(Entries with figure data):
⁂

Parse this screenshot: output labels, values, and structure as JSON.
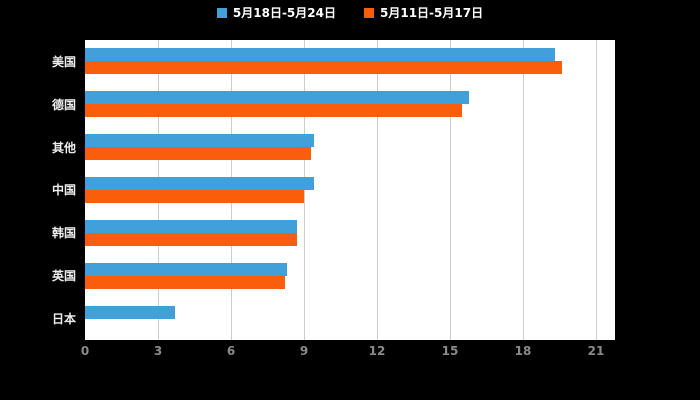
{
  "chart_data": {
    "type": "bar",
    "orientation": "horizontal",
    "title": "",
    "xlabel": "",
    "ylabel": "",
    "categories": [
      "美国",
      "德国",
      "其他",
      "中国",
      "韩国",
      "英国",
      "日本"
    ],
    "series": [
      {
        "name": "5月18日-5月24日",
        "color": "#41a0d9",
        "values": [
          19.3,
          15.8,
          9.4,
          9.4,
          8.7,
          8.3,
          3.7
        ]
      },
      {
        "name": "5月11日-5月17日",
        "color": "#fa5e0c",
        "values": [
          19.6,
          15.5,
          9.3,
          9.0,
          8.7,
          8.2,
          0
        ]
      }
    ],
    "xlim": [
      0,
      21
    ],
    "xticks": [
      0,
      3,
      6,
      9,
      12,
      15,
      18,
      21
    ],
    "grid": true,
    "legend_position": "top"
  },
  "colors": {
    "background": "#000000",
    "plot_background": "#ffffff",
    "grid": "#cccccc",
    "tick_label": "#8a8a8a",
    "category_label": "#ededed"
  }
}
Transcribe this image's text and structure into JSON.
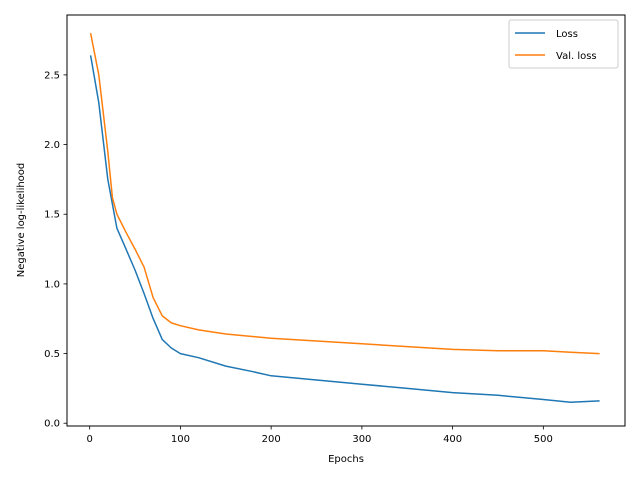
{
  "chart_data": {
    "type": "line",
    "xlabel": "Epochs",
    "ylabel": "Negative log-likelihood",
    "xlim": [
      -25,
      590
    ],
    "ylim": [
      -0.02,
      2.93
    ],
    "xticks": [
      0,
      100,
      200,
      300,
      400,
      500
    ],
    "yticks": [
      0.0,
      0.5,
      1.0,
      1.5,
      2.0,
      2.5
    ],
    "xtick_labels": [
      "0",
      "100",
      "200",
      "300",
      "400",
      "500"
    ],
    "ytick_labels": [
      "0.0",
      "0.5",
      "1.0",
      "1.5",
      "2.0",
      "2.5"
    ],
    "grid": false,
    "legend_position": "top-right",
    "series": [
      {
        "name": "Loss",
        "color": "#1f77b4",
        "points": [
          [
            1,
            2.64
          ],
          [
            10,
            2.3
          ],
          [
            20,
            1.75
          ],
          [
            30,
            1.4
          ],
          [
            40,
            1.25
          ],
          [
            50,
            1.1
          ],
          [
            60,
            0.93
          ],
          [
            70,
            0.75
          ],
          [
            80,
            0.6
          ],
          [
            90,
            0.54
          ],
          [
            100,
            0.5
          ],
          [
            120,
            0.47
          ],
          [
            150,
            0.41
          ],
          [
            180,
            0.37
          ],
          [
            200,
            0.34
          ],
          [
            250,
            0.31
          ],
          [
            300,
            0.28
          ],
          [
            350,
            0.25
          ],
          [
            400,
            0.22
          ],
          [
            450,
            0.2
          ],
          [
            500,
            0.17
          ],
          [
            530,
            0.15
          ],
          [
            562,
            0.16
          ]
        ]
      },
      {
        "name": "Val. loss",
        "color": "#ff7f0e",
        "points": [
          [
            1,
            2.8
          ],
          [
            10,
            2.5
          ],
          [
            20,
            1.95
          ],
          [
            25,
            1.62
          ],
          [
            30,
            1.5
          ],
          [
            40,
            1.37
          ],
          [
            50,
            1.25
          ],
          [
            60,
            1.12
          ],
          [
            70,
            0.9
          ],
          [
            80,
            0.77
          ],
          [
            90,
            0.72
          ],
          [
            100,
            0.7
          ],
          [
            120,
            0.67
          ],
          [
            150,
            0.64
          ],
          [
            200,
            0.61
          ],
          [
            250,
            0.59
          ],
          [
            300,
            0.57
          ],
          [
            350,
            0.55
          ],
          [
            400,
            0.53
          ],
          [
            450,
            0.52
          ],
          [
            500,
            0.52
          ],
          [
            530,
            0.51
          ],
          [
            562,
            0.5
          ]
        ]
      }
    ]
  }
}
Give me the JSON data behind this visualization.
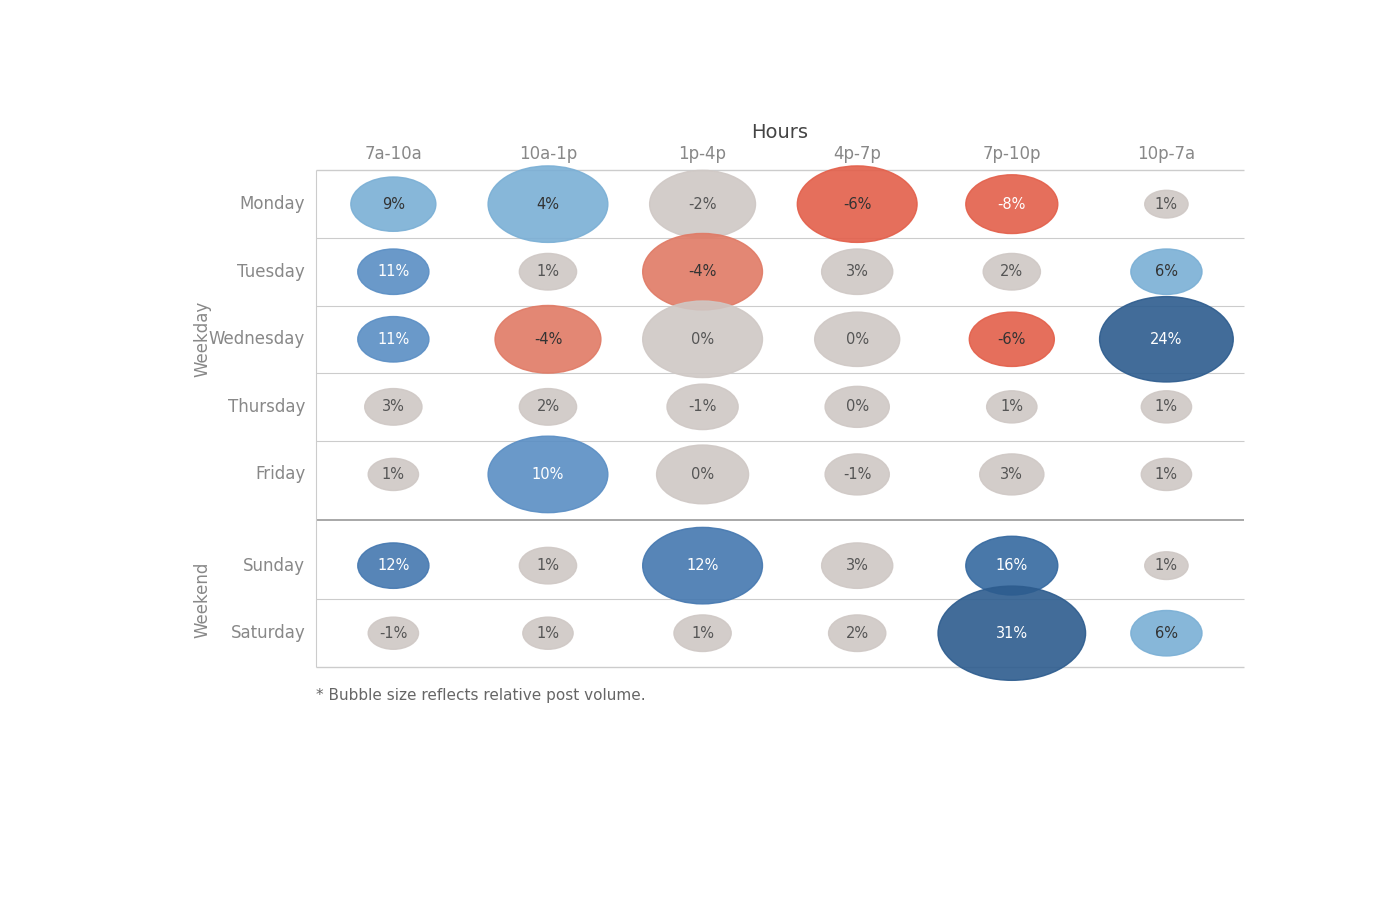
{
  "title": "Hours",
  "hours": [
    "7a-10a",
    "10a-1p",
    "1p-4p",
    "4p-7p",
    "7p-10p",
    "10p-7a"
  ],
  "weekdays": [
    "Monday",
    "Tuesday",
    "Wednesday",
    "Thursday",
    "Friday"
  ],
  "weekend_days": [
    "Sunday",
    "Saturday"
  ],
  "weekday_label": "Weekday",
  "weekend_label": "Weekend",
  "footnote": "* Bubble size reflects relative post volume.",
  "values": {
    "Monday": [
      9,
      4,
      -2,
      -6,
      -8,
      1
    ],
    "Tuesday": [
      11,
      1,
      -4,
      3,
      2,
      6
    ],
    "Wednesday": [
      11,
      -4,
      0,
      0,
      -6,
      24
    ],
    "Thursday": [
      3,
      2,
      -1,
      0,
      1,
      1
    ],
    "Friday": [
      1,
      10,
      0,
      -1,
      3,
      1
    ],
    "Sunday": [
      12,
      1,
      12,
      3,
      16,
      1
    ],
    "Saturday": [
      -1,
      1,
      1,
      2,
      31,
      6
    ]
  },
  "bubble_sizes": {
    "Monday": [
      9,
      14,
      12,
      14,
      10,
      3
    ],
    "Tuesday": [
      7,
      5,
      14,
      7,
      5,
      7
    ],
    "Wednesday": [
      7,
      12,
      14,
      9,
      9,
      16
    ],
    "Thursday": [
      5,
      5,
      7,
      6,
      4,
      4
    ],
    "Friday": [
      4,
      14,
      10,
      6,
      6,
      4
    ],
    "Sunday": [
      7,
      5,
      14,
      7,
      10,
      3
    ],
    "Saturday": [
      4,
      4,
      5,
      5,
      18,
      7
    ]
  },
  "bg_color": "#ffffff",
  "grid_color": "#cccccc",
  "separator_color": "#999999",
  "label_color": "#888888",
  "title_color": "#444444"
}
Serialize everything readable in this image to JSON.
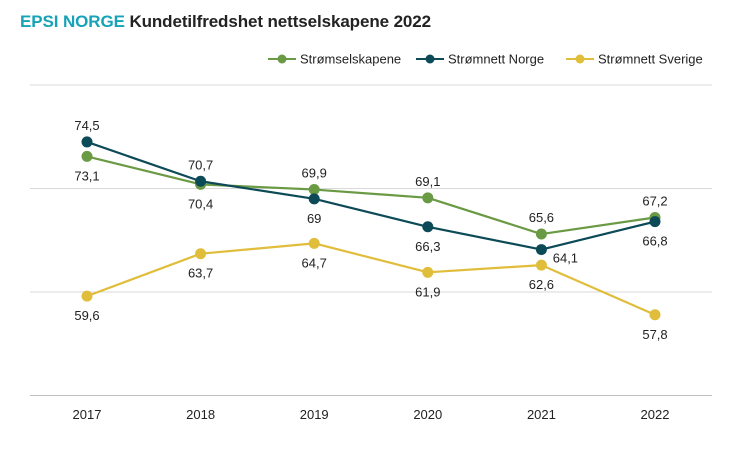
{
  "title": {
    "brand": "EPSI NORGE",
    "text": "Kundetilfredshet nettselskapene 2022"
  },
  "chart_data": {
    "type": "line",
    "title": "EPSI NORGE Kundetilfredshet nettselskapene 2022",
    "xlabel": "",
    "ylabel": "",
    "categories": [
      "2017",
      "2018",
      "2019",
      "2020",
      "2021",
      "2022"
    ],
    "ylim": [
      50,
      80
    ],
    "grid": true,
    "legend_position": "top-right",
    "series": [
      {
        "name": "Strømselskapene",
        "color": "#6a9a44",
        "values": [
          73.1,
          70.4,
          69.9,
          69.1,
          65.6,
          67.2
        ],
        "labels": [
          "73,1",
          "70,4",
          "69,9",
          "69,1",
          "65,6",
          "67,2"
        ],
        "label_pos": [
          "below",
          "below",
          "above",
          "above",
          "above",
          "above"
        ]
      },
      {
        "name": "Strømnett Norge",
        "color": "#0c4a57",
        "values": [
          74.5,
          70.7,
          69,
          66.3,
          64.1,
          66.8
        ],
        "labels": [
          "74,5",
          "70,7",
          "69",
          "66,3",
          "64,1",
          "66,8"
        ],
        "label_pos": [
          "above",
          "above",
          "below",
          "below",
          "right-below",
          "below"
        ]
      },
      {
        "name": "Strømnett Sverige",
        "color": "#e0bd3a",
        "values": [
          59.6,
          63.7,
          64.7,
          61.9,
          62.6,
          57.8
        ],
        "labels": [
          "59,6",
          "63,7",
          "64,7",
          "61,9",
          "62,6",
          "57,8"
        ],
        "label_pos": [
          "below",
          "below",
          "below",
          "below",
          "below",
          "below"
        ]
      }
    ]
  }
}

⁂

(SHORT EXERCISE): Omitting all images, retype each line of the records precisely.

(WRITTEN REPLY):
Parse this screenshot: output labels, values, and structure as JSON.
{
  "chart_data": {
    "type": "bar",
    "orientation": "horizontal",
    "title": "",
    "xlabel": "",
    "ylabel": "",
    "categories": [
      "美国",
      "德国",
      "其他",
      "中国",
      "韩国",
      "英国",
      "日本"
    ],
    "series": [
      {
        "name": "5月18日-5月24日",
        "color": "#41a0d9",
        "values": [
          19.3,
          15.8,
          9.4,
          9.4,
          8.7,
          8.3,
          3.7
        ]
      },
      {
        "name": "5月11日-5月17日",
        "color": "#fa5e0c",
        "values": [
          19.6,
          15.5,
          9.3,
          9.0,
          8.7,
          8.2,
          0
        ]
      }
    ],
    "xlim": [
      0,
      21
    ],
    "xticks": [
      0,
      3,
      6,
      9,
      12,
      15,
      18,
      21
    ],
    "grid": true,
    "legend_position": "top"
  },
  "colors": {
    "background": "#000000",
    "plot_background": "#ffffff",
    "grid": "#cccccc",
    "tick_label": "#8a8a8a",
    "category_label": "#ededed"
  }
}
Transcribe this image's text and structure into JSON.
{
  "chart_data": {
    "type": "line",
    "xlabel": "Epochs",
    "ylabel": "Negative log-likelihood",
    "xlim": [
      -25,
      590
    ],
    "ylim": [
      -0.02,
      2.93
    ],
    "xticks": [
      0,
      100,
      200,
      300,
      400,
      500
    ],
    "yticks": [
      0.0,
      0.5,
      1.0,
      1.5,
      2.0,
      2.5
    ],
    "xtick_labels": [
      "0",
      "100",
      "200",
      "300",
      "400",
      "500"
    ],
    "ytick_labels": [
      "0.0",
      "0.5",
      "1.0",
      "1.5",
      "2.0",
      "2.5"
    ],
    "grid": false,
    "legend_position": "top-right",
    "series": [
      {
        "name": "Loss",
        "color": "#1f77b4",
        "points": [
          [
            1,
            2.64
          ],
          [
            10,
            2.3
          ],
          [
            20,
            1.75
          ],
          [
            30,
            1.4
          ],
          [
            40,
            1.25
          ],
          [
            50,
            1.1
          ],
          [
            60,
            0.93
          ],
          [
            70,
            0.75
          ],
          [
            80,
            0.6
          ],
          [
            90,
            0.54
          ],
          [
            100,
            0.5
          ],
          [
            120,
            0.47
          ],
          [
            150,
            0.41
          ],
          [
            180,
            0.37
          ],
          [
            200,
            0.34
          ],
          [
            250,
            0.31
          ],
          [
            300,
            0.28
          ],
          [
            350,
            0.25
          ],
          [
            400,
            0.22
          ],
          [
            450,
            0.2
          ],
          [
            500,
            0.17
          ],
          [
            530,
            0.15
          ],
          [
            562,
            0.16
          ]
        ]
      },
      {
        "name": "Val. loss",
        "color": "#ff7f0e",
        "points": [
          [
            1,
            2.8
          ],
          [
            10,
            2.5
          ],
          [
            20,
            1.95
          ],
          [
            25,
            1.62
          ],
          [
            30,
            1.5
          ],
          [
            40,
            1.37
          ],
          [
            50,
            1.25
          ],
          [
            60,
            1.12
          ],
          [
            70,
            0.9
          ],
          [
            80,
            0.77
          ],
          [
            90,
            0.72
          ],
          [
            100,
            0.7
          ],
          [
            120,
            0.67
          ],
          [
            150,
            0.64
          ],
          [
            200,
            0.61
          ],
          [
            250,
            0.59
          ],
          [
            300,
            0.57
          ],
          [
            350,
            0.55
          ],
          [
            400,
            0.53
          ],
          [
            450,
            0.52
          ],
          [
            500,
            0.52
          ],
          [
            530,
            0.51
          ],
          [
            562,
            0.5
          ]
        ]
      }
    ]
  }
}
Give me the JSON data behind this visualization.
{
  "title": "Hours",
  "hours": [
    "7a-10a",
    "10a-1p",
    "1p-4p",
    "4p-7p",
    "7p-10p",
    "10p-7a"
  ],
  "weekdays": [
    "Monday",
    "Tuesday",
    "Wednesday",
    "Thursday",
    "Friday"
  ],
  "weekend_days": [
    "Sunday",
    "Saturday"
  ],
  "weekday_label": "Weekday",
  "weekend_label": "Weekend",
  "footnote": "* Bubble size reflects relative post volume.",
  "values": {
    "Monday": [
      9,
      4,
      -2,
      -6,
      -8,
      1
    ],
    "Tuesday": [
      11,
      1,
      -4,
      3,
      2,
      6
    ],
    "Wednesday": [
      11,
      -4,
      0,
      0,
      -6,
      24
    ],
    "Thursday": [
      3,
      2,
      -1,
      0,
      1,
      1
    ],
    "Friday": [
      1,
      10,
      0,
      -1,
      3,
      1
    ],
    "Sunday": [
      12,
      1,
      12,
      3,
      16,
      1
    ],
    "Saturday": [
      -1,
      1,
      1,
      2,
      31,
      6
    ]
  },
  "bubble_sizes": {
    "Monday": [
      9,
      14,
      12,
      14,
      10,
      3
    ],
    "Tuesday": [
      7,
      5,
      14,
      7,
      5,
      7
    ],
    "Wednesday": [
      7,
      12,
      14,
      9,
      9,
      16
    ],
    "Thursday": [
      5,
      5,
      7,
      6,
      4,
      4
    ],
    "Friday": [
      4,
      14,
      10,
      6,
      6,
      4
    ],
    "Sunday": [
      7,
      5,
      14,
      7,
      10,
      3
    ],
    "Saturday": [
      4,
      4,
      5,
      5,
      18,
      7
    ]
  },
  "bg_color": "#ffffff",
  "grid_color": "#cccccc",
  "separator_color": "#999999",
  "label_color": "#888888",
  "title_color": "#444444"
}
Serialize everything readable in this image to JSON.
{
  "title": {
    "brand": "EPSI NORGE",
    "text": "Kundetilfredshet nettselskapene 2022"
  },
  "chart_data": {
    "type": "line",
    "title": "EPSI NORGE Kundetilfredshet nettselskapene 2022",
    "xlabel": "",
    "ylabel": "",
    "categories": [
      "2017",
      "2018",
      "2019",
      "2020",
      "2021",
      "2022"
    ],
    "ylim": [
      50,
      80
    ],
    "grid": true,
    "legend_position": "top-right",
    "series": [
      {
        "name": "Strømselskapene",
        "color": "#6a9a44",
        "values": [
          73.1,
          70.4,
          69.9,
          69.1,
          65.6,
          67.2
        ],
        "labels": [
          "73,1",
          "70,4",
          "69,9",
          "69,1",
          "65,6",
          "67,2"
        ],
        "label_pos": [
          "below",
          "below",
          "above",
          "above",
          "above",
          "above"
        ]
      },
      {
        "name": "Strømnett Norge",
        "color": "#0c4a57",
        "values": [
          74.5,
          70.7,
          69,
          66.3,
          64.1,
          66.8
        ],
        "labels": [
          "74,5",
          "70,7",
          "69",
          "66,3",
          "64,1",
          "66,8"
        ],
        "label_pos": [
          "above",
          "above",
          "below",
          "below",
          "right-below",
          "below"
        ]
      },
      {
        "name": "Strømnett Sverige",
        "color": "#e0bd3a",
        "values": [
          59.6,
          63.7,
          64.7,
          61.9,
          62.6,
          57.8
        ],
        "labels": [
          "59,6",
          "63,7",
          "64,7",
          "61,9",
          "62,6",
          "57,8"
        ],
        "label_pos": [
          "below",
          "below",
          "below",
          "below",
          "below",
          "below"
        ]
      }
    ]
  }
}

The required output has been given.